• **提示テキスト**:
# # # # # # #

ですがPCは、hpがゼロになったからと言って即死するわけではありまん。ターンが回ってきても何もできず、ターンの終了のタイミングで生死の分かれ目に近づく「死亡セーヴィング・スロー」(死亡セーヴ)を行います。
死亡セーヴでは、1d20をロールし出目が10以上なら「成功」、9までなら「失敗」で、この「成功」が3回になればhp0でも「気絶状態」のままでいる「容体安定化」となります。
死亡セーブによって、もし3回「成功」する前に「失敗」が3回に至ると、その時にはPCは死亡します。キャラクター・シートの「死亡セーヴ」の欄に、成功と失敗にそれぞれ3つの丸があるのは、このチェック用です。
死亡セーブの出目の1と20は特別な結果をもたらします。1は「2回の失敗」とカウントします。20が出れば、hp0から1点回復し、hp1で気が付きます(ただし「伏せ状態」であったら「移動」の際に立ち上がる必要があります。第7回の「移動」を参照)。

# # # # # # #

• **提供情報**:
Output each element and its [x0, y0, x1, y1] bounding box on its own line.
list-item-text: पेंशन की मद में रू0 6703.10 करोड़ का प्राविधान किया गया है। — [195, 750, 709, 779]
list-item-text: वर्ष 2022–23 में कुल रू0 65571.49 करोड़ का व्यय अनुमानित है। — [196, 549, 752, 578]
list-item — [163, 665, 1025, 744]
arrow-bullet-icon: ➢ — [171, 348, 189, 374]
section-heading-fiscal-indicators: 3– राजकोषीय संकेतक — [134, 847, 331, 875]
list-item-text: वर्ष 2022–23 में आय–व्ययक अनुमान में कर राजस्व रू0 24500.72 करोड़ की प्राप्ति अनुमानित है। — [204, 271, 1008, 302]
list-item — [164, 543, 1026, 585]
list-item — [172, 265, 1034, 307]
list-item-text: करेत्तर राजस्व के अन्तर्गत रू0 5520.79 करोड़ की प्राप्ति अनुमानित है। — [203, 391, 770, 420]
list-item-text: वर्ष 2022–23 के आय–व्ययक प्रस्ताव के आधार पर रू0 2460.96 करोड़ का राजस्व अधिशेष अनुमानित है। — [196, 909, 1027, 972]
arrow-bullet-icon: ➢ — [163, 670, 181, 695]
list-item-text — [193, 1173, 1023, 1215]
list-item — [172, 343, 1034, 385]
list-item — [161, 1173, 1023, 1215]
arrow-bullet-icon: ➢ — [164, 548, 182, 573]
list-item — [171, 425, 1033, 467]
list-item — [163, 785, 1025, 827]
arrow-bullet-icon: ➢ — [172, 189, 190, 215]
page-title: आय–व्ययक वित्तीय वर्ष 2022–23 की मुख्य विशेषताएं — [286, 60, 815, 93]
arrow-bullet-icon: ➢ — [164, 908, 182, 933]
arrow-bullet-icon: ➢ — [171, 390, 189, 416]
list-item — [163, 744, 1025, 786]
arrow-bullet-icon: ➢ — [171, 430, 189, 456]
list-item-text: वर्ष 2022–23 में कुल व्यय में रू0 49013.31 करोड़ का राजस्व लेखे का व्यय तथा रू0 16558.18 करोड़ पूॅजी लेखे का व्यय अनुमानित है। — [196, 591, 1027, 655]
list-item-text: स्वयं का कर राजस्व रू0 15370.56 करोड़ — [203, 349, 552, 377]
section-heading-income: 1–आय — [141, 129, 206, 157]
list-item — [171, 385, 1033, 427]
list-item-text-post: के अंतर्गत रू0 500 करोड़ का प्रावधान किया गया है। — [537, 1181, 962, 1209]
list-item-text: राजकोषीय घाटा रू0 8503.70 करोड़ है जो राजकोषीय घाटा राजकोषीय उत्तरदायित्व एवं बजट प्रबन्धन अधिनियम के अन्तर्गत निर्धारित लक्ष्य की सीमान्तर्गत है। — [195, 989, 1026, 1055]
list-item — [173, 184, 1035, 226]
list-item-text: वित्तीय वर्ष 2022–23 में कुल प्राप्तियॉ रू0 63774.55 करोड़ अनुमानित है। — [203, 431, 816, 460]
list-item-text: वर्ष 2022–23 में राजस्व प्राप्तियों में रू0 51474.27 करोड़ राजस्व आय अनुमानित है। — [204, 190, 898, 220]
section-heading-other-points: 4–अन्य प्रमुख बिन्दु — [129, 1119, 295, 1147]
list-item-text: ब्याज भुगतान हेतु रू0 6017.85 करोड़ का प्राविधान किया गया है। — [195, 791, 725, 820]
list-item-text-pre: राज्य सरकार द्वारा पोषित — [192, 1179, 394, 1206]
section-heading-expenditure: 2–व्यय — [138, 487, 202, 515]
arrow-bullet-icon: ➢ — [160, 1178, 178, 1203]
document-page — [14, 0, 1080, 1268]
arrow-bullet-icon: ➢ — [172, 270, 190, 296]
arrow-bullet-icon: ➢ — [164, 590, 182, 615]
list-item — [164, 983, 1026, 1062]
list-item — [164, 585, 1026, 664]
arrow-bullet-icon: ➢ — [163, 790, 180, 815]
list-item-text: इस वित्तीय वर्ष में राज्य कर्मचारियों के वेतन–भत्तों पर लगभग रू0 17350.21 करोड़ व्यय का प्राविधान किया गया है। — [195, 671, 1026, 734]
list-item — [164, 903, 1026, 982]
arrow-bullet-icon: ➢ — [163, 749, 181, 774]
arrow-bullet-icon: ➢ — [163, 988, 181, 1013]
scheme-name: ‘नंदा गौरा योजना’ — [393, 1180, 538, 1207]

# # # # # # #

• **作業指示**:
• A. 死亡セーヴの説明に書かれている1d20の出目(範囲または値)と、それぞれがもたらす結果をすべて挙げてください。
• B. 死亡セーヴの説明を、最後の文の次から再開して書き継ぐこと。

• **解答一覧**:
• A.
・10以上:「成功」
・9まで:「失敗」
・1:「2回の失敗」とカウントする
・20:hp0から1点回復し、hp1で気が付く

• B.
死亡セーヴ1回の失敗で「まだまだワン・ストライク」と思っていると、次のイニシアチブが回ってきて行う死亡セーヴで1が出て、いきなり死亡ということはあり得ます。行動できる仲間は、ポーション・オヴ・ヒーリングを飲ませたり(物体の操作:1アクション)、キュア・ウーンズの呪文(呪文の発動時間:1アクション)で回復したりで、早めに死亡セーヴを必要とする状態から救いましょう。
冒険の危険の中には、あまりに大きいダメージを一撃で受けてしまうと即死する恐れもあります。ダメージを受けた時点でのhpをダメージがら引いた残りが、そのPCの最大ヒット・ポイント以上だった場合、そのPCは即死します。ファイター(貴族)は、最大hpが12です。彼の現在hpが6の時に18点以上のダメージを一度に受けると、18-6=12 で最大hp以上が残ってしまうため、死亡セーヴのルールを使うまでもなく即死となります。こうなると、高いレベル呪文で復活させたりしなくてはならなくなります。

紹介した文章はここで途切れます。